*TASK REQUIREMENTS*
Below are the records; locate each line with the word "Following" and copy it.

*MATERIAL TO PROCESS*

--------------------------------

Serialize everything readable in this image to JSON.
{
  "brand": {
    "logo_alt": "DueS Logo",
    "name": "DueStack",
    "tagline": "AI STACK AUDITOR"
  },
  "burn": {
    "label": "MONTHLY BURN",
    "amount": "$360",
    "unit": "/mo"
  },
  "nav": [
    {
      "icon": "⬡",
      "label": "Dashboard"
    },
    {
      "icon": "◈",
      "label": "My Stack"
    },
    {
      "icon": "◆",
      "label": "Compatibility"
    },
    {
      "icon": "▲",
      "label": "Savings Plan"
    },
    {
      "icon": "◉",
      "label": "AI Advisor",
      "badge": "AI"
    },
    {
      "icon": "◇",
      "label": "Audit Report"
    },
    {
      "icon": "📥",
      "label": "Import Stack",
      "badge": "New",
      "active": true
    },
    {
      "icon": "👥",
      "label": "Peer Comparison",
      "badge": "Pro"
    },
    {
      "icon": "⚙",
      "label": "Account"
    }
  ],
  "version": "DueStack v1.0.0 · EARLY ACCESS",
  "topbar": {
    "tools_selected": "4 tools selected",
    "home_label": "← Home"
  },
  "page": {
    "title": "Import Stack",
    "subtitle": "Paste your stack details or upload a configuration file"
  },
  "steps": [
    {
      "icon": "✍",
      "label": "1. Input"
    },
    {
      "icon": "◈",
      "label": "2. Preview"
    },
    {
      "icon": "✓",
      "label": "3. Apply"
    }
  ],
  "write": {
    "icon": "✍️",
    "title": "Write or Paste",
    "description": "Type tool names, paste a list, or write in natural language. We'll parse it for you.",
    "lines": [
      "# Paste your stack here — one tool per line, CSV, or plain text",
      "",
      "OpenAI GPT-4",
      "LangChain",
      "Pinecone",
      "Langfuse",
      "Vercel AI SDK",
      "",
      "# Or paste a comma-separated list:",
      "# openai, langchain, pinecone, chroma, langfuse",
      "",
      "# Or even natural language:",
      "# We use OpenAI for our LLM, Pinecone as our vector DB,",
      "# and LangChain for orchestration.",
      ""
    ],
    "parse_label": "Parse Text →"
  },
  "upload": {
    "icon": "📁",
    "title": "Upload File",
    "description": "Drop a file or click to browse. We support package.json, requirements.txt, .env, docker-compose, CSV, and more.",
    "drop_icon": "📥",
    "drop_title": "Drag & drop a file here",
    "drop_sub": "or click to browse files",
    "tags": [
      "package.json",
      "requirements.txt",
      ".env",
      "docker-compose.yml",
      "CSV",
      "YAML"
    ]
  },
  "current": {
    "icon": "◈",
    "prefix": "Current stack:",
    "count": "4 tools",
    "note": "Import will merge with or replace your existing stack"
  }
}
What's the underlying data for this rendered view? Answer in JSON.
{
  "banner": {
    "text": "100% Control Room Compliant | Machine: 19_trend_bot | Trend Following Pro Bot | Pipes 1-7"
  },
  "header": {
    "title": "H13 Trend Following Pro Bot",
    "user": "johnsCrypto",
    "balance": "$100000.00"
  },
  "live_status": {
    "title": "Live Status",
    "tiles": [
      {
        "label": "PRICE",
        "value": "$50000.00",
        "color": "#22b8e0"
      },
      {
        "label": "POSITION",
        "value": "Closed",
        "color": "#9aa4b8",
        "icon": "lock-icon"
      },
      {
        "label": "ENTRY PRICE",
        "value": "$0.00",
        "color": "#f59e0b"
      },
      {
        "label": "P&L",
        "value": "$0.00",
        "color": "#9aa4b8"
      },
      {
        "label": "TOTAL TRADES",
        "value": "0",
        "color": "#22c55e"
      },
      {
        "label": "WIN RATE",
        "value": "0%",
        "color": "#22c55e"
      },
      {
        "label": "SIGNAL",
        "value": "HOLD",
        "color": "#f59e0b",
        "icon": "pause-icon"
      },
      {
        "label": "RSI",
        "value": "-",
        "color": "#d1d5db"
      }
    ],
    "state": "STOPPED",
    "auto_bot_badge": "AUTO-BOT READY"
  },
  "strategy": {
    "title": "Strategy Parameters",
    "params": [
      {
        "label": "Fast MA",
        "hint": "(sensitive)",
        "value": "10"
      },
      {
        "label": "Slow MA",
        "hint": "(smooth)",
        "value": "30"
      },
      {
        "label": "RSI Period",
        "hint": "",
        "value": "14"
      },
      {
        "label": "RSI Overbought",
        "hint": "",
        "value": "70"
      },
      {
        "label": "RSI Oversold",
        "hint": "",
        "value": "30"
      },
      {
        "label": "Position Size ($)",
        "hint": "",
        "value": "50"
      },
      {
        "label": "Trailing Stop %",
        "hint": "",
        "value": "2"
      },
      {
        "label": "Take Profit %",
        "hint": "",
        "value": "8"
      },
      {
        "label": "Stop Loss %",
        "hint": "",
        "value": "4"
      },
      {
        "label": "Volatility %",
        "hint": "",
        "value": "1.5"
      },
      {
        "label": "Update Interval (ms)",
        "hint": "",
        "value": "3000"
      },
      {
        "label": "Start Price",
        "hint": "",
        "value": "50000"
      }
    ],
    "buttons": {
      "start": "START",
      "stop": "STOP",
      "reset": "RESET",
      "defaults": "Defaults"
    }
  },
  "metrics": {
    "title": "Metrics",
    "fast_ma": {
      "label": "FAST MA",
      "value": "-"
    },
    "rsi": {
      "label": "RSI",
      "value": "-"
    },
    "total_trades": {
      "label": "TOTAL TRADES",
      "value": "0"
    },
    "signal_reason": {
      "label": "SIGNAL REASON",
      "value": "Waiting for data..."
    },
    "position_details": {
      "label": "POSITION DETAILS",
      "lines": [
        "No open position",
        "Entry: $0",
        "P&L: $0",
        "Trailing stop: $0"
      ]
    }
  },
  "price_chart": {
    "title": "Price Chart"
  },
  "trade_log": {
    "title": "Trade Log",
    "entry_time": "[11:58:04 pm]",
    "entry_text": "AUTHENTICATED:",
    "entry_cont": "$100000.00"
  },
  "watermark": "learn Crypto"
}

--------------------------------

*EXERCISE OUTPUT*
    "text": "100% Control Room Compliant | Machine: 19_trend_bot | Trend Following Pro Bot | Pipes 1-7"
    "title": "H13 Trend Following Pro Bot",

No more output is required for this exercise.